# Records shown
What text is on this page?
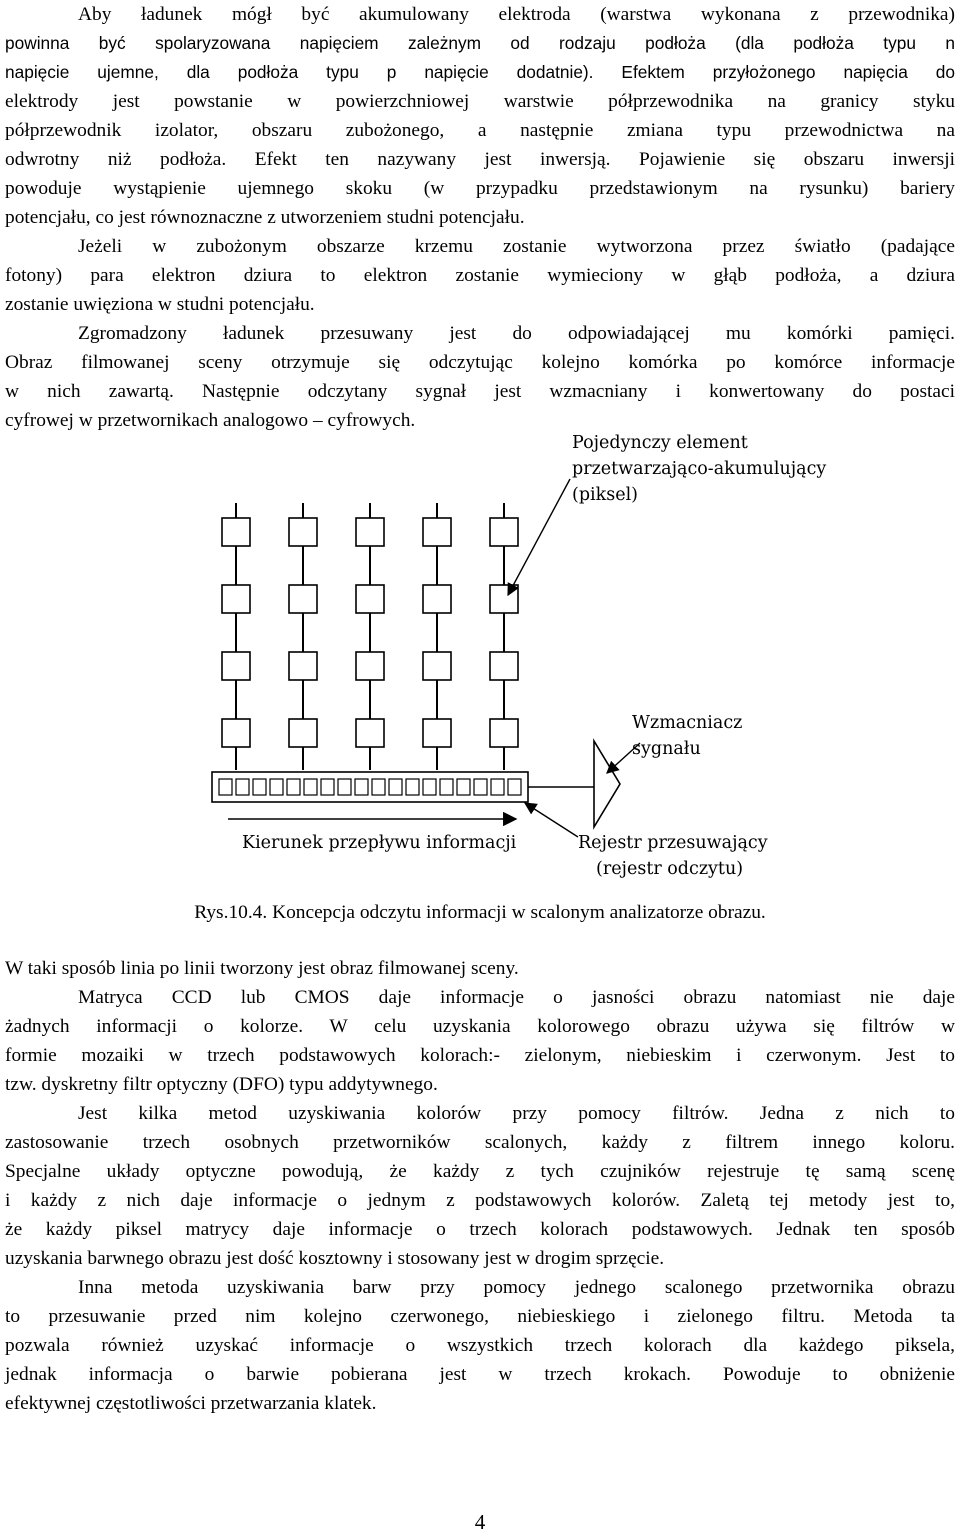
Aby ładunek mógł być akumulowany elektroda (warstwa wykonana z przewodnika)
powinna być spolaryzowana napięciem zależnym od rodzaju podłoża (dla podłoża typu n
napięcie ujemne, dla podłoża typu p napięcie dodatnie). Efektem przyłożonego napięcia do
elektrody jest powstanie w powierzchniowej warstwie półprzewodnika na granicy styku
półprzewodnik izolator, obszaru zubożonego, a następnie zmiana typu przewodnictwa na
odwrotny niż podłoża. Efekt ten nazywany jest inwersją. Pojawienie się obszaru inwersji
powoduje wystąpienie ujemnego skoku (w przypadku przedstawionym na rysunku) bariery
potencjału, co jest równoznaczne z utworzeniem studni potencjału.
Jeżeli w zubożonym obszarze krzemu zostanie wytworzona przez światło (padające
fotony) para elektron dziura to elektron zostanie wymieciony w głąb podłoża, a dziura
zostanie uwięziona w studni potencjału.
Zgromadzony ładunek przesuwany jest do odpowiadającej mu komórki pamięci.
Obraz filmowanej sceny otrzymuje się odczytując kolejno komórka po komórce informacje
w nich zawartą. Następnie odczytany sygnał jest wzmacniany i konwertowany do postaci
cyfrowej w przetwornikach analogowo – cyfrowych.
Pojedynczy element
przetwarzająco-akumulujący
(piksel)
Wzmacniacz
sygnału
Kierunek przepływu informacji	Rejestr przesuwający
(rejestr odczytu)
Rys.10.4. Koncepcja odczytu informacji w scalonym analizatorze obrazu.
W taki sposób linia po linii tworzony jest obraz filmowanej sceny.
Matryca CCD lub CMOS daje informacje o jasności obrazu natomiast nie daje
żadnych informacji o kolorze. W celu uzyskania kolorowego obrazu używa się filtrów w
formie mozaiki w trzech podstawowych kolorach:- zielonym, niebieskim i czerwonym. Jest to
tzw. dyskretny filtr optyczny (DFO) typu addytywnego.
Jest kilka metod uzyskiwania kolorów przy pomocy filtrów. Jedna z nich to
zastosowanie trzech osobnych przetworników scalonych, każdy z filtrem innego koloru.
Specjalne układy optyczne powodują, że każdy z tych czujników rejestruje tę samą scenę
i każdy z nich daje informacje o jednym z podstawowych kolorów. Zaletą tej metody jest to,
że każdy piksel matrycy daje informacje o trzech kolorach podstawowych. Jednak ten sposób
uzyskania barwnego obrazu jest dość kosztowny i stosowany jest w drogim sprzęcie.
Inna metoda uzyskiwania barw przy pomocy jednego scalonego przetwornika obrazu
to przesuwanie przed nim kolejno czerwonego, niebieskiego i zielonego filtru. Metoda ta
pozwala również uzyskać informacje o wszystkich trzech kolorach dla każdego piksela,
jednak informacja o barwie pobierana jest w trzech krokach. Powoduje to obniżenie
efektywnej częstotliwości przetwarzania klatek.
4
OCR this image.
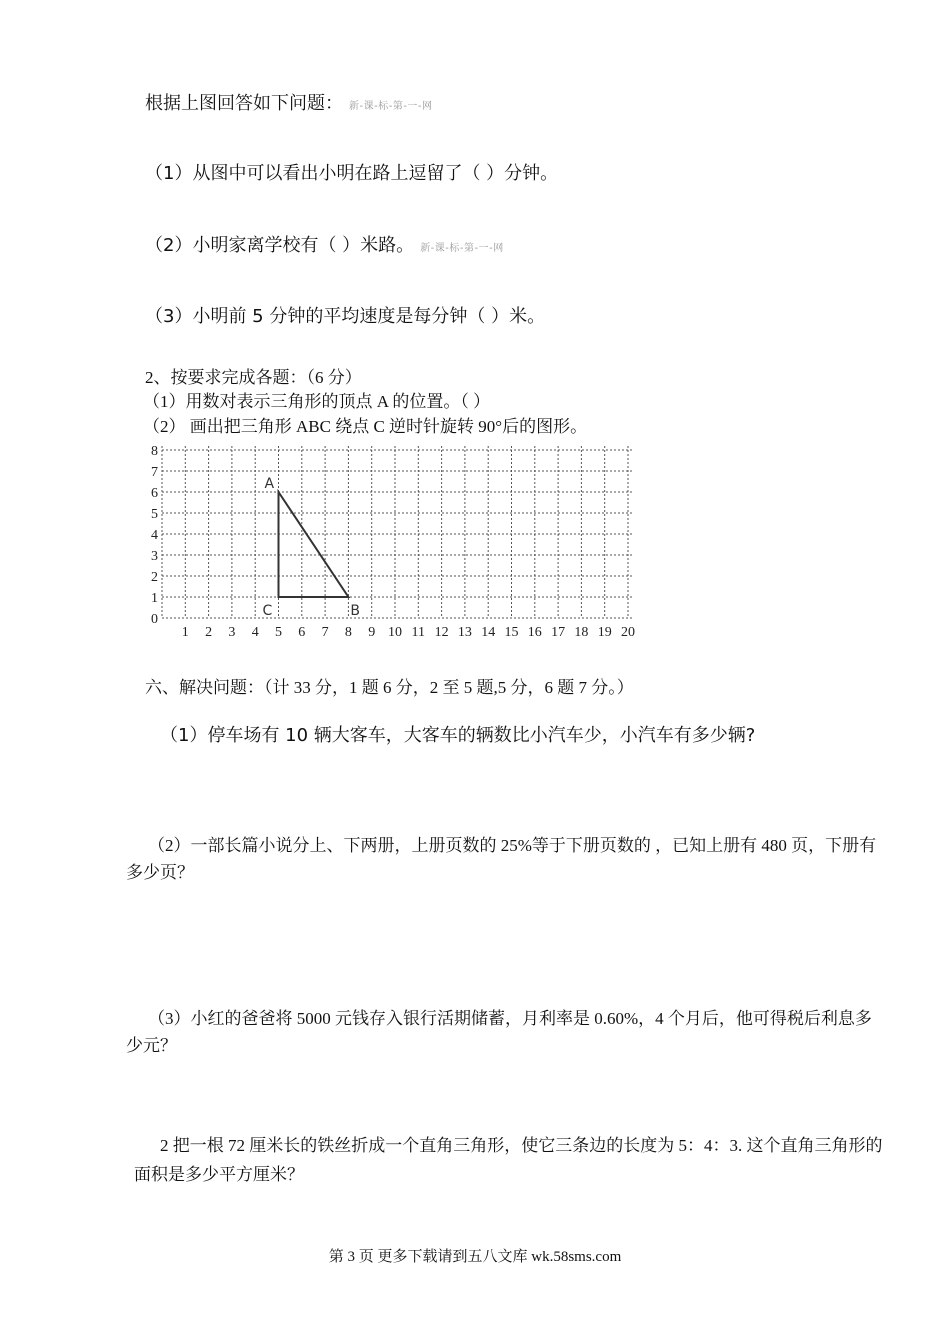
根据上图回答如下问题： 新-课-标-第-一-网
（1）从图中可以看出小明在路上逗留了（ ）分钟。
（2）小明家离学校有（ ）米路。 新-课-标-第-一-网
（3）小明前 5 分钟的平均速度是每分钟（ ）米。
2、按要求完成各题：（6 分）
（1）用数对表示三角形的顶点 A 的位置。（ ）
（2） 画出把三角形 ABC 绕点 C 逆时针旋转 90°后的图形。
1 2 3 4 5 6 7 8 9 10 11 12 13 14 15 16 17 18 19 20
0
1
2
3
4
5
6
7
8
A
B
C
六、解决问题：（计 33 分，1 题 6 分，2 至 5 题,5 分，6 题 7 分。）
（1）停车场有 10 辆大客车，大客车的辆数比小汽车少，小汽车有多少辆?
（2）一部长篇小说分上、下两册，上册页数的 25%等于下册页数的 ，已知上册有 480 页，下册有多少页？
（3）小红的爸爸将 5000 元钱存入银行活期储蓄，月利率是 0.60%，4 个月后，他可得税后利息多少元？
2 把一根 72 厘米长的铁丝折成一个直角三角形，使它三条边的长度为 5：4：3. 这个直角三角形的面积是多少平方厘米？
第 3 页 更多下载请到五八文库 wk.58sms.com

# Goal of the exercise
Copy every line of the listing containing the string "ładunek".

# Exercise result
Aby ładunek mógł być akumulowany elektroda (warstwa wykonana z przewodnika)
Zgromadzony ładunek przesuwany jest do odpowiadającej mu komórki pamięci.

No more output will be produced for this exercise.